◆ SHORT PROBLEM:
Look below. Copy each line that has "temperature" in it.

◆ STORED DATA:
::::

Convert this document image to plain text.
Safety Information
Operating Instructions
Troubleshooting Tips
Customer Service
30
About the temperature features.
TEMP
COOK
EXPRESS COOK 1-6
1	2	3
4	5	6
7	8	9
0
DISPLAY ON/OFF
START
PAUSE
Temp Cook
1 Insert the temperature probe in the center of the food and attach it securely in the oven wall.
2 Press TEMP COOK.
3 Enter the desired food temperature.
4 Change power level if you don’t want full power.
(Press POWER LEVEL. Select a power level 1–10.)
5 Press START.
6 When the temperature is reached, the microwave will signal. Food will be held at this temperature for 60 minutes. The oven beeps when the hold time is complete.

::::

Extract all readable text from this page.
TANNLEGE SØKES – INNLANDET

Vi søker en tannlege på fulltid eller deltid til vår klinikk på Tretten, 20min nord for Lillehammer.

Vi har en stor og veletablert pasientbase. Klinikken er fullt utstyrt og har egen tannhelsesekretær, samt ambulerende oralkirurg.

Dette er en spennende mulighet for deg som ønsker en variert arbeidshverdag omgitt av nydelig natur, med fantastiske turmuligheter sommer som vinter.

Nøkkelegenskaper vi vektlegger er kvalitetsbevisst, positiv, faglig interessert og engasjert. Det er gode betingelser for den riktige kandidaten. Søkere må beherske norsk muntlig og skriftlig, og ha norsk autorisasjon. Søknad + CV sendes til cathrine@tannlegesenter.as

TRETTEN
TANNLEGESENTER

::::

◆ EXERCISE ANSWER:
About the temperature features.
1 Insert the temperature probe in the center of the food and attach it securely in the oven wall.
3 Enter the desired food temperature.
6 When the temperature is reached, the microwave will signal. Food will be held at this temperature for 60 minutes. The oven beeps when the hold time is complete.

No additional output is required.